__Texto selecionado__

= = = = =

Assim, nestes termos, e nos demais de direito que V. as Ex. as doutamente suprirão, deve o presente Recurso ser considerado procedente e provado e por via dele ser revogada a douta Sentença recorrida ».
1.3 Não foram apresentadas contra-alegações.
1.4 Recebidos os autos neste Supremo Tribunal Administrativo, foi dada vista ao Ministério Público e o Procurador-Geral-Adjunto emitiu parecer no sentido de que seja negado provimento ao recurso, com a seguinte fundamentação: «[…] A única questão a analisar é a de saber se a douta sentença recorrida incorreu em erro de julgamento ao considerar não verificada a caducidade do direito à liquidação, O que passa por averiguar qual o prazo e respectivo modo de contagem para o exercício de tal direito, designadamente se a esse prazo é aplicável o previsto no n.º 5, do artigo 45.º, da LGT.

= = = = =

__Entradas apresentadas__
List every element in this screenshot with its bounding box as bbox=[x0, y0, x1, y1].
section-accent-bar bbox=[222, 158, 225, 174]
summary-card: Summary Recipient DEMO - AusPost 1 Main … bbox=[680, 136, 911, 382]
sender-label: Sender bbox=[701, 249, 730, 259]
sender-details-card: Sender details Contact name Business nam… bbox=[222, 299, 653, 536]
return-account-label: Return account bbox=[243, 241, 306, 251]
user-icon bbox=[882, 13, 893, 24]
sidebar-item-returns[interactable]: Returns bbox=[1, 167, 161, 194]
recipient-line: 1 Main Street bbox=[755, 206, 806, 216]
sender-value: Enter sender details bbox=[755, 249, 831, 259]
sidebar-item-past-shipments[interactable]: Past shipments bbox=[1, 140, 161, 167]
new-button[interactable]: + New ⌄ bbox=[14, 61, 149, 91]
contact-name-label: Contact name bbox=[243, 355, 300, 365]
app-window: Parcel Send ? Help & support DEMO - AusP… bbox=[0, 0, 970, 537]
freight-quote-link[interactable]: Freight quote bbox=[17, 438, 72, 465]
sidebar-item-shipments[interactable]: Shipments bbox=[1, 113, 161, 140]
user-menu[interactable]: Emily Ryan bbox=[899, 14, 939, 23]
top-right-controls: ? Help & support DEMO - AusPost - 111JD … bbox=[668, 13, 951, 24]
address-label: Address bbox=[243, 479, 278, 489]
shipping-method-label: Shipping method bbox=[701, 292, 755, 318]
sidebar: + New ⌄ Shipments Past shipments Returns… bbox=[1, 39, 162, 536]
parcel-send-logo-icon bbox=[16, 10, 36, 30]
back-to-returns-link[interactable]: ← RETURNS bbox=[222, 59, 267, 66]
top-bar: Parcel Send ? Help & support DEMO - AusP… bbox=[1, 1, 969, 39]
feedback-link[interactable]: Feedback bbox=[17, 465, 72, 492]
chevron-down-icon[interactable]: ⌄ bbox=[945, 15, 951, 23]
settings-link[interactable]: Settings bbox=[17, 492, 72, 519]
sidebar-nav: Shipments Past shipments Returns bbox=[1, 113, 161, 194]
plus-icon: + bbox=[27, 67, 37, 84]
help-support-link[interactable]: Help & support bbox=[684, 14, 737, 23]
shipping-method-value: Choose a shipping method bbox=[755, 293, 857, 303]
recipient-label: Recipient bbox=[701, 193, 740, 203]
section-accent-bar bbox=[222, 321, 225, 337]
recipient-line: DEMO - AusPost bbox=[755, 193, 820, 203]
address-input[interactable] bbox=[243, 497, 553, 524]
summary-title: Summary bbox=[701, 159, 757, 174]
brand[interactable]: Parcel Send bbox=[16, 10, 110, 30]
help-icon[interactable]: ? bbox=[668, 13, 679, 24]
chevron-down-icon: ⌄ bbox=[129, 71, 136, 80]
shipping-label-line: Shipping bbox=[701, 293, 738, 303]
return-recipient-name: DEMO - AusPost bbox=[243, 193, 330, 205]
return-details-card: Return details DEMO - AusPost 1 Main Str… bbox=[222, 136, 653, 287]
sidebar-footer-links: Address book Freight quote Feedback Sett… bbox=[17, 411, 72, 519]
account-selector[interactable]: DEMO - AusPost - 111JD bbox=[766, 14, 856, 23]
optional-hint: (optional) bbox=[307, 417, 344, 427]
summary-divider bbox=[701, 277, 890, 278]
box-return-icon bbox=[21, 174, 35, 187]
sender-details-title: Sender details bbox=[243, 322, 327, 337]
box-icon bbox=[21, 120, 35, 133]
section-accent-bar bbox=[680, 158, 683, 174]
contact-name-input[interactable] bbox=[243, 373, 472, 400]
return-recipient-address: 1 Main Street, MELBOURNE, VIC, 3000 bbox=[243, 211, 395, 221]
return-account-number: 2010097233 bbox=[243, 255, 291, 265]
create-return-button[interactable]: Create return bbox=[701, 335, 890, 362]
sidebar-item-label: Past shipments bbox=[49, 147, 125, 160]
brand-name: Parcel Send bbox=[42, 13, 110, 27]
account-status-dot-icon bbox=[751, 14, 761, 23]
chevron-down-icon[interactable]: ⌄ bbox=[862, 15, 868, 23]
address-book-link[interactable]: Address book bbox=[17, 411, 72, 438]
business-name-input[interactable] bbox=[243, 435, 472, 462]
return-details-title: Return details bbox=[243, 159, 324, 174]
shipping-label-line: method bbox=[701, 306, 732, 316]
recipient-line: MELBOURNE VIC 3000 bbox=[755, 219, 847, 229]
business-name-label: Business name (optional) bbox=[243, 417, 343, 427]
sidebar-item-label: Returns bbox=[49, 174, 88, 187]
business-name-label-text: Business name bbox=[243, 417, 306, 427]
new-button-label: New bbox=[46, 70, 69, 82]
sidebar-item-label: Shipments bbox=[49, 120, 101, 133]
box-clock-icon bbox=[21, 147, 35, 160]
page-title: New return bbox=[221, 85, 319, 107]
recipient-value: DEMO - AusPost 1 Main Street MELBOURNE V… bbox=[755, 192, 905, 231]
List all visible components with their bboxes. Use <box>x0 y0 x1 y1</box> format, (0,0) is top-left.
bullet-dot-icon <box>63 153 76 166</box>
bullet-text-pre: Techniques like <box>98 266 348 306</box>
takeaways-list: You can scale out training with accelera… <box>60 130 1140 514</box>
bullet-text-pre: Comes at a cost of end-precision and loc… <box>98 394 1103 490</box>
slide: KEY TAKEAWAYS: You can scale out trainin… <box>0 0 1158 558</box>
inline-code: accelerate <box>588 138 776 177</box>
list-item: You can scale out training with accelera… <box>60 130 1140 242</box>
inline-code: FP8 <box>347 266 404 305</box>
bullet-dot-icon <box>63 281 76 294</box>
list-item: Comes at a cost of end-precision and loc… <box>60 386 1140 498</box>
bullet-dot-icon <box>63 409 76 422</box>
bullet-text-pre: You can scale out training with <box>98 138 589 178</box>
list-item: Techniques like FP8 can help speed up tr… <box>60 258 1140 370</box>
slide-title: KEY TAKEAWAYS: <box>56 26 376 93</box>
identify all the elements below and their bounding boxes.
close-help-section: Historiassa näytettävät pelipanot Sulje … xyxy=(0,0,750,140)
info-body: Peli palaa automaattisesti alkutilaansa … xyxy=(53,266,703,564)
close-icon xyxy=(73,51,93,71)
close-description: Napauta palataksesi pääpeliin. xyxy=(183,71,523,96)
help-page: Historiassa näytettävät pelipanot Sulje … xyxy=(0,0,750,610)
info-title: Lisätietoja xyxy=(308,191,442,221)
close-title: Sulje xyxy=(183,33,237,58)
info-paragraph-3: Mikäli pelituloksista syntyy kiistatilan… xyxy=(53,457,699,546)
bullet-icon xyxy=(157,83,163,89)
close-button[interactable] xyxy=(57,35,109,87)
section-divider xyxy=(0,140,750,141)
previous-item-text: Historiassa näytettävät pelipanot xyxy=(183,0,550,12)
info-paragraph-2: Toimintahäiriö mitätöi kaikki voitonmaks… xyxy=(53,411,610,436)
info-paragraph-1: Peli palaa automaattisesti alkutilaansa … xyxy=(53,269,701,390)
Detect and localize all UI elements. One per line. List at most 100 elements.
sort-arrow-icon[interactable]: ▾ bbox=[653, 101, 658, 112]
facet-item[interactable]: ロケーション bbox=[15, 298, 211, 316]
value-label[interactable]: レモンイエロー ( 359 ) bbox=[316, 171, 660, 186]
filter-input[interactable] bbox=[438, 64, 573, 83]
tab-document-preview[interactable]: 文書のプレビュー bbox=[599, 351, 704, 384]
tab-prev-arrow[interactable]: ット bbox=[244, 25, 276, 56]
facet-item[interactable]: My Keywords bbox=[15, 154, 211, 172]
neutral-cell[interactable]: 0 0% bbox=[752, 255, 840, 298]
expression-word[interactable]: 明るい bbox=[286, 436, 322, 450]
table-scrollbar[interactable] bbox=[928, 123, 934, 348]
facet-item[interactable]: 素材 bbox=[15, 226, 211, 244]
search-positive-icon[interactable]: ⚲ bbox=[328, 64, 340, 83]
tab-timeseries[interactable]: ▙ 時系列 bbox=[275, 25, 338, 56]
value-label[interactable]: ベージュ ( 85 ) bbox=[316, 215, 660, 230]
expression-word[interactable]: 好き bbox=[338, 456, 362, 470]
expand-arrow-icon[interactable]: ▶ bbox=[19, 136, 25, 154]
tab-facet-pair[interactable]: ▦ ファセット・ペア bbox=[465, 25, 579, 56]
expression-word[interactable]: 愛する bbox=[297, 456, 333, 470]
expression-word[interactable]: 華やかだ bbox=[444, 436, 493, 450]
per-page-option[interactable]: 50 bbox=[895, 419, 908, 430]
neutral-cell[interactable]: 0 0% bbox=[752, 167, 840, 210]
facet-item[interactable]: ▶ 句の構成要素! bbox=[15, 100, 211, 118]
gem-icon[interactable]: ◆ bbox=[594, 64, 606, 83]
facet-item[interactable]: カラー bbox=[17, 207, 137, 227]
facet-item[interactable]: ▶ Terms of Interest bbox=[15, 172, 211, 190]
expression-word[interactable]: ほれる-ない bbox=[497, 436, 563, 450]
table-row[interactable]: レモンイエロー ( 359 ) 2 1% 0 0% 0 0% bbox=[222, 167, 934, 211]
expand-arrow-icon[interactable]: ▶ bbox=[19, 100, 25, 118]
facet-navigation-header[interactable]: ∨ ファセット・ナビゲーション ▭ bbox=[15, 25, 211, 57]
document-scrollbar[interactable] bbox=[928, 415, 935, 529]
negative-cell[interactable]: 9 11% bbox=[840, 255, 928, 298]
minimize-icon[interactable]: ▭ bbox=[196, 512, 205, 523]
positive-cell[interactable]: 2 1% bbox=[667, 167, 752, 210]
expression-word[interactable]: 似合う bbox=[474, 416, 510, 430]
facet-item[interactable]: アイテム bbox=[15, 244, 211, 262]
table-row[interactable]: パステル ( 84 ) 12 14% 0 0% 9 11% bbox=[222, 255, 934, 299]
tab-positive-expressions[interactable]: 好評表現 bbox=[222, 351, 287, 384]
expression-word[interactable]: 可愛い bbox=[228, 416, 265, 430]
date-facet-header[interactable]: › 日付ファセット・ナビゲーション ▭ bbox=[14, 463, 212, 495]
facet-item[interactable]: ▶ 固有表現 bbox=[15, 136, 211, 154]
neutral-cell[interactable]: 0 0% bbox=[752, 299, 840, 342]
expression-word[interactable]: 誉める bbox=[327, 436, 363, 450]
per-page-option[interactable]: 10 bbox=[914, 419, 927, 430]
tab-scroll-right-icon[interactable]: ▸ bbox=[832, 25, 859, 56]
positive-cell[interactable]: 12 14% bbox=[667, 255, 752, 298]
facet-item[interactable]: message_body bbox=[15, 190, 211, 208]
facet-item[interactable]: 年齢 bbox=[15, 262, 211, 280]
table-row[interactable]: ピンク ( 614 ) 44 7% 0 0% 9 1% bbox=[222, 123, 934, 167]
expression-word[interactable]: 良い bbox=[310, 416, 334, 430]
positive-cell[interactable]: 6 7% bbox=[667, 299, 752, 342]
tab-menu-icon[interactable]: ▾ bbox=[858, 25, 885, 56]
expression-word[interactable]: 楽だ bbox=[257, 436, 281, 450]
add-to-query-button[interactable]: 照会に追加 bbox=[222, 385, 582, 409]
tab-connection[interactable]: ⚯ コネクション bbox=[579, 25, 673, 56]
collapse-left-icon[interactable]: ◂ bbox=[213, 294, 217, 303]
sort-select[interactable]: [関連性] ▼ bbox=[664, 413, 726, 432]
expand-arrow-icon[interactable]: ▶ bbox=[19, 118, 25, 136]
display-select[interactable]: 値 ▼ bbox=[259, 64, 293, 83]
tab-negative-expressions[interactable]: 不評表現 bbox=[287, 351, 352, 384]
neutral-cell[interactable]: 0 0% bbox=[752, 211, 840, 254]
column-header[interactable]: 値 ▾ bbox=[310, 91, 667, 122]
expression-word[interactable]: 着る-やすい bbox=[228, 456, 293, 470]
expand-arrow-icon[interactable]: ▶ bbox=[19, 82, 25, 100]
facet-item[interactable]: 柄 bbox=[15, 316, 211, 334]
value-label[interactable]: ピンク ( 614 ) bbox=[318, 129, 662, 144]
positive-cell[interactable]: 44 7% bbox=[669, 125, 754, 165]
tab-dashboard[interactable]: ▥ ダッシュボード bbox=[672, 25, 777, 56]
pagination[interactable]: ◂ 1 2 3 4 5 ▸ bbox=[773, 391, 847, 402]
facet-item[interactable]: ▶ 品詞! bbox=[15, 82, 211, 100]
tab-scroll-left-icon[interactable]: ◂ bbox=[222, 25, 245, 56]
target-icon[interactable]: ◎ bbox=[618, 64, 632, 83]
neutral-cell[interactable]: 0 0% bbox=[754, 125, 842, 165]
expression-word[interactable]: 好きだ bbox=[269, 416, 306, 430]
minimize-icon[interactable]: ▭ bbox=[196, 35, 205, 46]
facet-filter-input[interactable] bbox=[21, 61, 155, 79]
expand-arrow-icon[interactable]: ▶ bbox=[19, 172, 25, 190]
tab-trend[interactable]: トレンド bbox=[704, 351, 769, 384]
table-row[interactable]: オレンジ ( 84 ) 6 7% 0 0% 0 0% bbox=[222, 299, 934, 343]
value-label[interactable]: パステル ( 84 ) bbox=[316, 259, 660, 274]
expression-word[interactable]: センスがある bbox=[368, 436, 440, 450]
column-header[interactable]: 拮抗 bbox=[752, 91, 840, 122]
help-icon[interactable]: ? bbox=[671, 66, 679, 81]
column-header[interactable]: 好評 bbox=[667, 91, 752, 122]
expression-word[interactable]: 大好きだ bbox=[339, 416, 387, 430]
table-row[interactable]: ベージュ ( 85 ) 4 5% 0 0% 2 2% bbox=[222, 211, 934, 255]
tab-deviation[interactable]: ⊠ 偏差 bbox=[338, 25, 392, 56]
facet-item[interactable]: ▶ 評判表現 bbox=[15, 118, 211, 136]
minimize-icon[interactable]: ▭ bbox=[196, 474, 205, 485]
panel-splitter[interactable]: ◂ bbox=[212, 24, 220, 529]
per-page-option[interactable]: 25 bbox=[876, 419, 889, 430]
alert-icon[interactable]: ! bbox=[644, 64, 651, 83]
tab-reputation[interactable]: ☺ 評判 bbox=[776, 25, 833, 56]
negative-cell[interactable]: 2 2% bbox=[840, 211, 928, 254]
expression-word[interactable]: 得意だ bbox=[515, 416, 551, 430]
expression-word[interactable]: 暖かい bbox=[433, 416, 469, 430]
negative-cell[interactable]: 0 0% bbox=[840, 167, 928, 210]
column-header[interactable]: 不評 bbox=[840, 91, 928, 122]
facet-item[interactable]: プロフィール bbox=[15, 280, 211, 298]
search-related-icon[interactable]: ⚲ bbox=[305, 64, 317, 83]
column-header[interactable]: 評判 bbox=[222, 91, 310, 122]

= = = = =

__Lista de tarefas__
(A) No excerto da decisão sobre o recurso, em que sentido emitiu parecer o Procurador-Geral-Adjunto?
(B) Prossiga o excerto da decisão sobre o recurso a partir da última frase apresentada.
A listagem não é necessária para resolver as tarefas.

__Resultados por tarefa__
(A) No sentido de que seja negado provimento ao recurso.

(B)
Ora, o prazo de caducidade do direito à liquidação é de 4 anos, nos termos do disposto no artigo 45.º, n.º 1, da LGT, Contando-se, nos impostos periódicos a partir do termo do ano em que se verificou o facto tributário (cf. o n.º 4 do acima citado diploma legal).
E o IRC é um imposto periódico, uma vez que assenta num facto tributário de carácter duradouro, que se reporta a um determinado período de tempo, renovando-se as obrigações.
Na redacção introduzida pela Lei n.º 60-A/2005, de 30 de Dezembro, o artigo 45.º, da LGT tinha a seguinte redacção: «1- O direito de liquidar os tributos caduca se a liquidação não for validamente notificada ao contribuinte no prazo de quatro anos, quando a lei não fixar outro.
2- Nos casos de erro evidenciado na declaração do sujeito passivo ou de utilização de métodos indirectos por motivo da aplicação à situação tributária do sujeito passivo dos indicadores objectivos da actividade previstos na presente lei, o prazo de caducidade referido no número anterior é de três anos.
3- Em caso de ter sido efectuado reporte de prejuízos, bem como de qualquer outra dedução ou crédito de imposto, o prazo de caducidade é o do exercício desse direito.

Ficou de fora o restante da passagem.